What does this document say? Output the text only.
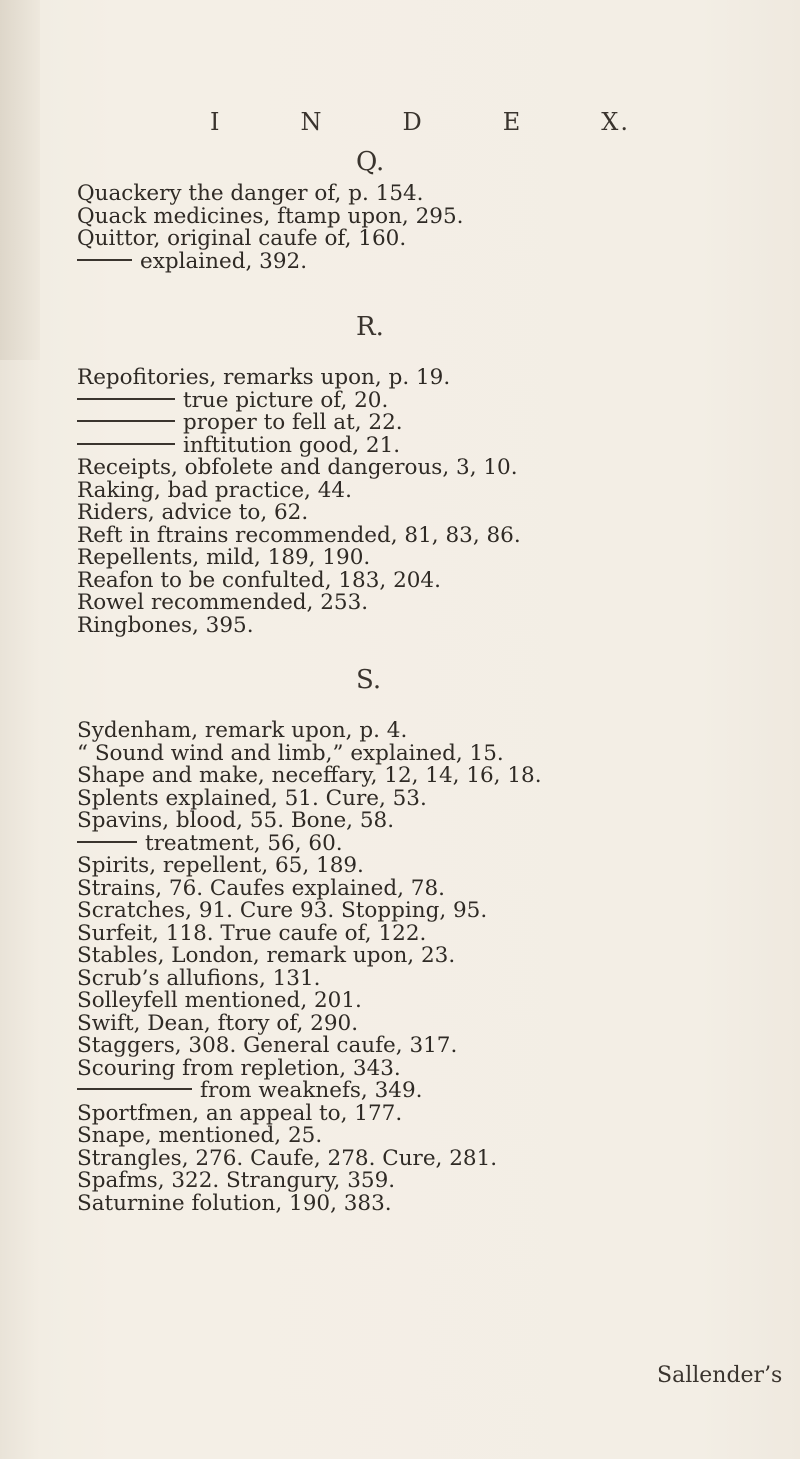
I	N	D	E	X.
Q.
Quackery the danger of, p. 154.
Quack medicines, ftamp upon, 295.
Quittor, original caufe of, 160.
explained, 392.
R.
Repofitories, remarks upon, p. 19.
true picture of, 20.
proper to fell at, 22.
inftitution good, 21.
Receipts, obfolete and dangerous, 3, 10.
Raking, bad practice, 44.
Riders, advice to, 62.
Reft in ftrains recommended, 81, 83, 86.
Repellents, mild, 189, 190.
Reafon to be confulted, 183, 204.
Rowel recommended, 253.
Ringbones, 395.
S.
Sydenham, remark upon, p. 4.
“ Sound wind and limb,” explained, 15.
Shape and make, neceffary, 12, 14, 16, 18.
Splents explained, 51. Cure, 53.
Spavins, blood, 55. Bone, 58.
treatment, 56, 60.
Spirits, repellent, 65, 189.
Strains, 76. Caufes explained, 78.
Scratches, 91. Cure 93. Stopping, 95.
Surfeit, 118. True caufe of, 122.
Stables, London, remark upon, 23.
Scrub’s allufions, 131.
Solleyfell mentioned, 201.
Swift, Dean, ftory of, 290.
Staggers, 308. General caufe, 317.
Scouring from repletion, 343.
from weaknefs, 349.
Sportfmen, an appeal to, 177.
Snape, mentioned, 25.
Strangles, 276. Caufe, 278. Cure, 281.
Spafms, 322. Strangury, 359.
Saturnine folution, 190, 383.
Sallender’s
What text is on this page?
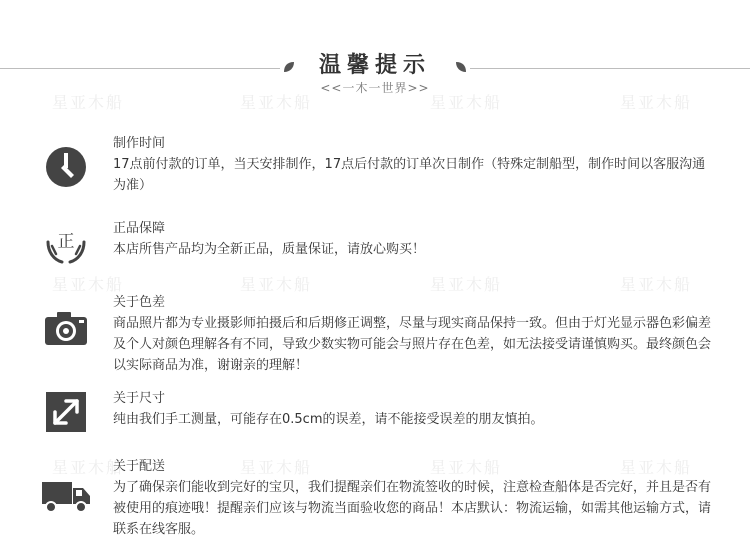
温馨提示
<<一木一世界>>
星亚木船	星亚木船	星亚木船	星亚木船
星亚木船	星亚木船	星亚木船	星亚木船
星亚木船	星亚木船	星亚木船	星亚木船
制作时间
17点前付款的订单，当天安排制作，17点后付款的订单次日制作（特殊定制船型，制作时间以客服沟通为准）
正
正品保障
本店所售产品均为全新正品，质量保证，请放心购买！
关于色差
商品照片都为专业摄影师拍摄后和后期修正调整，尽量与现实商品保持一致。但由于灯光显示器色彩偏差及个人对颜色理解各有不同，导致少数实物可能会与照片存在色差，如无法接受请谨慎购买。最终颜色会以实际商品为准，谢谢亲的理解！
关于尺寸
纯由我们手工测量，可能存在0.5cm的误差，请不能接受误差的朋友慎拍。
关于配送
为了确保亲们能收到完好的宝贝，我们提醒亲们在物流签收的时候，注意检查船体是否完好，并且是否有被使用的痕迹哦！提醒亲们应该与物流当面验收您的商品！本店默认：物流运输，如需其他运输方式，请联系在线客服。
----------
- DIRECTIVE
Copy the records exactly as they appear, excluding images.

- ANSWER FOR THIS EXERCISE
What does this document say? Output the text only.
I	N	D	E	X.
Q.
Quackery the danger of, p. 154.
Quack medicines, ftamp upon, 295.
Quittor, original caufe of, 160.
explained, 392.
R.
Repofitories, remarks upon, p. 19.
true picture of, 20.
proper to fell at, 22.
inftitution good, 21.
Receipts, obfolete and dangerous, 3, 10.
Raking, bad practice, 44.
Riders, advice to, 62.
Reft in ftrains recommended, 81, 83, 86.
Repellents, mild, 189, 190.
Reafon to be confulted, 183, 204.
Rowel recommended, 253.
Ringbones, 395.
S.
Sydenham, remark upon, p. 4.
“ Sound wind and limb,” explained, 15.
Shape and make, neceffary, 12, 14, 16, 18.
Splents explained, 51. Cure, 53.
Spavins, blood, 55. Bone, 58.
treatment, 56, 60.
Spirits, repellent, 65, 189.
Strains, 76. Caufes explained, 78.
Scratches, 91. Cure 93. Stopping, 95.
Surfeit, 118. True caufe of, 122.
Stables, London, remark upon, 23.
Scrub’s allufions, 131.
Solleyfell mentioned, 201.
Swift, Dean, ftory of, 290.
Staggers, 308. General caufe, 317.
Scouring from repletion, 343.
from weaknefs, 349.
Sportfmen, an appeal to, 177.
Snape, mentioned, 25.
Strangles, 276. Caufe, 278. Cure, 281.
Spafms, 322. Strangury, 359.
Saturnine folution, 190, 383.
Sallender’s
What text is on this page?
温馨提示
<<一木一世界>>
星亚木船	星亚木船	星亚木船	星亚木船
星亚木船	星亚木船	星亚木船	星亚木船
星亚木船	星亚木船	星亚木船	星亚木船
制作时间
17点前付款的订单，当天安排制作，17点后付款的订单次日制作（特殊定制船型，制作时间以客服沟通为准）
正
正品保障
本店所售产品均为全新正品，质量保证，请放心购买！
关于色差
商品照片都为专业摄影师拍摄后和后期修正调整，尽量与现实商品保持一致。但由于灯光显示器色彩偏差及个人对颜色理解各有不同，导致少数实物可能会与照片存在色差，如无法接受请谨慎购买。最终颜色会以实际商品为准，谢谢亲的理解！
关于尺寸
纯由我们手工测量，可能存在0.5cm的误差，请不能接受误差的朋友慎拍。
关于配送
为了确保亲们能收到完好的宝贝，我们提醒亲们在物流签收的时候，注意检查船体是否完好，并且是否有被使用的痕迹哦！提醒亲们应该与物流当面验收您的商品！本店默认：物流运输，如需其他运输方式，请联系在线客服。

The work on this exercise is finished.